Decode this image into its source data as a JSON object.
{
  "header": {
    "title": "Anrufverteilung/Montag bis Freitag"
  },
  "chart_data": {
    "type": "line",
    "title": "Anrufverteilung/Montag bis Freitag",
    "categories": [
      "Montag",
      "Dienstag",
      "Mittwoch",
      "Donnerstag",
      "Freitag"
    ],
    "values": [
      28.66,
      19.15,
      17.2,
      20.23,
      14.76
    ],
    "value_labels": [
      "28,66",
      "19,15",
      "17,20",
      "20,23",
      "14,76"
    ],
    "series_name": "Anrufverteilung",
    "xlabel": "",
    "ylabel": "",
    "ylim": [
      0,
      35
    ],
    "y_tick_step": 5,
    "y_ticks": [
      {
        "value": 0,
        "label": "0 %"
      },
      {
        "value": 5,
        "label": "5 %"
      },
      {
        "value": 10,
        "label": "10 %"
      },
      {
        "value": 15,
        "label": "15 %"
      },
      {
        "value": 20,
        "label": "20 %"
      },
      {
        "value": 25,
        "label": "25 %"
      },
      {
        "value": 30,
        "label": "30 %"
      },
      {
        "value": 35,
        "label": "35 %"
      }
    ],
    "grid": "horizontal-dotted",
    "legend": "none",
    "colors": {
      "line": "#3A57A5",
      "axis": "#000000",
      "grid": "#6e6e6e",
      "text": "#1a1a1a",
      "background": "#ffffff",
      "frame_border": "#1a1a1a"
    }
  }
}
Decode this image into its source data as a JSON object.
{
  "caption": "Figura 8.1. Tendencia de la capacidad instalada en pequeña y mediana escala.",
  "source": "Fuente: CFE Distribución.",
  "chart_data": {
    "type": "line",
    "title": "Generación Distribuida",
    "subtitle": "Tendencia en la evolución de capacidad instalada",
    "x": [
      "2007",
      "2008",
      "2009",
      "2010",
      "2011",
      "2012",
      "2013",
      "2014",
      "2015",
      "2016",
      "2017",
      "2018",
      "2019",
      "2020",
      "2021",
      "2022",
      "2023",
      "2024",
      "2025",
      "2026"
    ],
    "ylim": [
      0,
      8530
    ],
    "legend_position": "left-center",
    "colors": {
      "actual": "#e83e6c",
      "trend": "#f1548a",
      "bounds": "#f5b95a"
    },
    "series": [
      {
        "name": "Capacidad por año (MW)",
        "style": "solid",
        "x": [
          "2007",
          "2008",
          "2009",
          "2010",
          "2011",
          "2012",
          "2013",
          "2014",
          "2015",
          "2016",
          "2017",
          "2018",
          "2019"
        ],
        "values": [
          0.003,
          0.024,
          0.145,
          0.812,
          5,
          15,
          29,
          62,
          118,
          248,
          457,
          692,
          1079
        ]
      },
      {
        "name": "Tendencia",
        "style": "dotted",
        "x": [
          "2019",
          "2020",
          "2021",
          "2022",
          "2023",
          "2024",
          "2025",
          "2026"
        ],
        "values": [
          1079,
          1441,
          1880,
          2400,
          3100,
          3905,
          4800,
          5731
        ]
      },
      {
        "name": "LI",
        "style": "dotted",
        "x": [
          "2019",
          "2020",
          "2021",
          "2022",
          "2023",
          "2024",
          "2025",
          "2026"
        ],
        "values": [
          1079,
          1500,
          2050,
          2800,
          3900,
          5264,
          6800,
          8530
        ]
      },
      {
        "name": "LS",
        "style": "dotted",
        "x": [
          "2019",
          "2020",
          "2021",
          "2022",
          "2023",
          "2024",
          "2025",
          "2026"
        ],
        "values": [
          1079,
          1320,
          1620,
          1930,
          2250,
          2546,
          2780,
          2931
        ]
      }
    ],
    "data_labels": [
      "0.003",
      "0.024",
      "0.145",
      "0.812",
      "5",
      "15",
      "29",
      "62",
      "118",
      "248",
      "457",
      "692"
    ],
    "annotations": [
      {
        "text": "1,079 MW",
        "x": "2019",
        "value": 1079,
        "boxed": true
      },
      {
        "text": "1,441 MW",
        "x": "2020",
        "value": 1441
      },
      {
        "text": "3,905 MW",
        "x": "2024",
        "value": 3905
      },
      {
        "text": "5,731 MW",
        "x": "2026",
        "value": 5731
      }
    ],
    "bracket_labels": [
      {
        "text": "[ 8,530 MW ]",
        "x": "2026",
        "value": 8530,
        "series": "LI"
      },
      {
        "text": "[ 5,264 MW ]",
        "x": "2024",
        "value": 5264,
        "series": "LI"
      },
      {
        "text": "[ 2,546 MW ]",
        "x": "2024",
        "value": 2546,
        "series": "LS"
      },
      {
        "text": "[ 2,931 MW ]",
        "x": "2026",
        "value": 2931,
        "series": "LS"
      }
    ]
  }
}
☆ ☆ ☆ ☆
▶ [What is expected]
Above are the records; retype them all without a single difference.

▶ [Finished answer]
Decode this image into its source data as a JSON object.
{
  "header": {
    "title": "Anrufverteilung/Montag bis Freitag"
  },
  "chart_data": {
    "type": "line",
    "title": "Anrufverteilung/Montag bis Freitag",
    "categories": [
      "Montag",
      "Dienstag",
      "Mittwoch",
      "Donnerstag",
      "Freitag"
    ],
    "values": [
      28.66,
      19.15,
      17.2,
      20.23,
      14.76
    ],
    "value_labels": [
      "28,66",
      "19,15",
      "17,20",
      "20,23",
      "14,76"
    ],
    "series_name": "Anrufverteilung",
    "xlabel": "",
    "ylabel": "",
    "ylim": [
      0,
      35
    ],
    "y_tick_step": 5,
    "y_ticks": [
      {
        "value": 0,
        "label": "0 %"
      },
      {
        "value": 5,
        "label": "5 %"
      },
      {
        "value": 10,
        "label": "10 %"
      },
      {
        "value": 15,
        "label": "15 %"
      },
      {
        "value": 20,
        "label": "20 %"
      },
      {
        "value": 25,
        "label": "25 %"
      },
      {
        "value": 30,
        "label": "30 %"
      },
      {
        "value": 35,
        "label": "35 %"
      }
    ],
    "grid": "horizontal-dotted",
    "legend": "none",
    "colors": {
      "line": "#3A57A5",
      "axis": "#000000",
      "grid": "#6e6e6e",
      "text": "#1a1a1a",
      "background": "#ffffff",
      "frame_border": "#1a1a1a"
    }
  }
}
Decode this image into its source data as a JSON object.
{
  "caption": "Figura 8.1. Tendencia de la capacidad instalada en pequeña y mediana escala.",
  "source": "Fuente: CFE Distribución.",
  "chart_data": {
    "type": "line",
    "title": "Generación Distribuida",
    "subtitle": "Tendencia en la evolución de capacidad instalada",
    "x": [
      "2007",
      "2008",
      "2009",
      "2010",
      "2011",
      "2012",
      "2013",
      "2014",
      "2015",
      "2016",
      "2017",
      "2018",
      "2019",
      "2020",
      "2021",
      "2022",
      "2023",
      "2024",
      "2025",
      "2026"
    ],
    "ylim": [
      0,
      8530
    ],
    "legend_position": "left-center",
    "colors": {
      "actual": "#e83e6c",
      "trend": "#f1548a",
      "bounds": "#f5b95a"
    },
    "series": [
      {
        "name": "Capacidad por año (MW)",
        "style": "solid",
        "x": [
          "2007",
          "2008",
          "2009",
          "2010",
          "2011",
          "2012",
          "2013",
          "2014",
          "2015",
          "2016",
          "2017",
          "2018",
          "2019"
        ],
        "values": [
          0.003,
          0.024,
          0.145,
          0.812,
          5,
          15,
          29,
          62,
          118,
          248,
          457,
          692,
          1079
        ]
      },
      {
        "name": "Tendencia",
        "style": "dotted",
        "x": [
          "2019",
          "2020",
          "2021",
          "2022",
          "2023",
          "2024",
          "2025",
          "2026"
        ],
        "values": [
          1079,
          1441,
          1880,
          2400,
          3100,
          3905,
          4800,
          5731
        ]
      },
      {
        "name": "LI",
        "style": "dotted",
        "x": [
          "2019",
          "2020",
          "2021",
          "2022",
          "2023",
          "2024",
          "2025",
          "2026"
        ],
        "values": [
          1079,
          1500,
          2050,
          2800,
          3900,
          5264,
          6800,
          8530
        ]
      },
      {
        "name": "LS",
        "style": "dotted",
        "x": [
          "2019",
          "2020",
          "2021",
          "2022",
          "2023",
          "2024",
          "2025",
          "2026"
        ],
        "values": [
          1079,
          1320,
          1620,
          1930,
          2250,
          2546,
          2780,
          2931
        ]
      }
    ],
    "data_labels": [
      "0.003",
      "0.024",
      "0.145",
      "0.812",
      "5",
      "15",
      "29",
      "62",
      "118",
      "248",
      "457",
      "692"
    ],
    "annotations": [
      {
        "text": "1,079 MW",
        "x": "2019",
        "value": 1079,
        "boxed": true
      },
      {
        "text": "1,441 MW",
        "x": "2020",
        "value": 1441
      },
      {
        "text": "3,905 MW",
        "x": "2024",
        "value": 3905
      },
      {
        "text": "5,731 MW",
        "x": "2026",
        "value": 5731
      }
    ],
    "bracket_labels": [
      {
        "text": "[ 8,530 MW ]",
        "x": "2026",
        "value": 8530,
        "series": "LI"
      },
      {
        "text": "[ 5,264 MW ]",
        "x": "2024",
        "value": 5264,
        "series": "LI"
      },
      {
        "text": "[ 2,546 MW ]",
        "x": "2024",
        "value": 2546,
        "series": "LS"
      },
      {
        "text": "[ 2,931 MW ]",
        "x": "2026",
        "value": 2931,
        "series": "LS"
      }
    ]
  }
}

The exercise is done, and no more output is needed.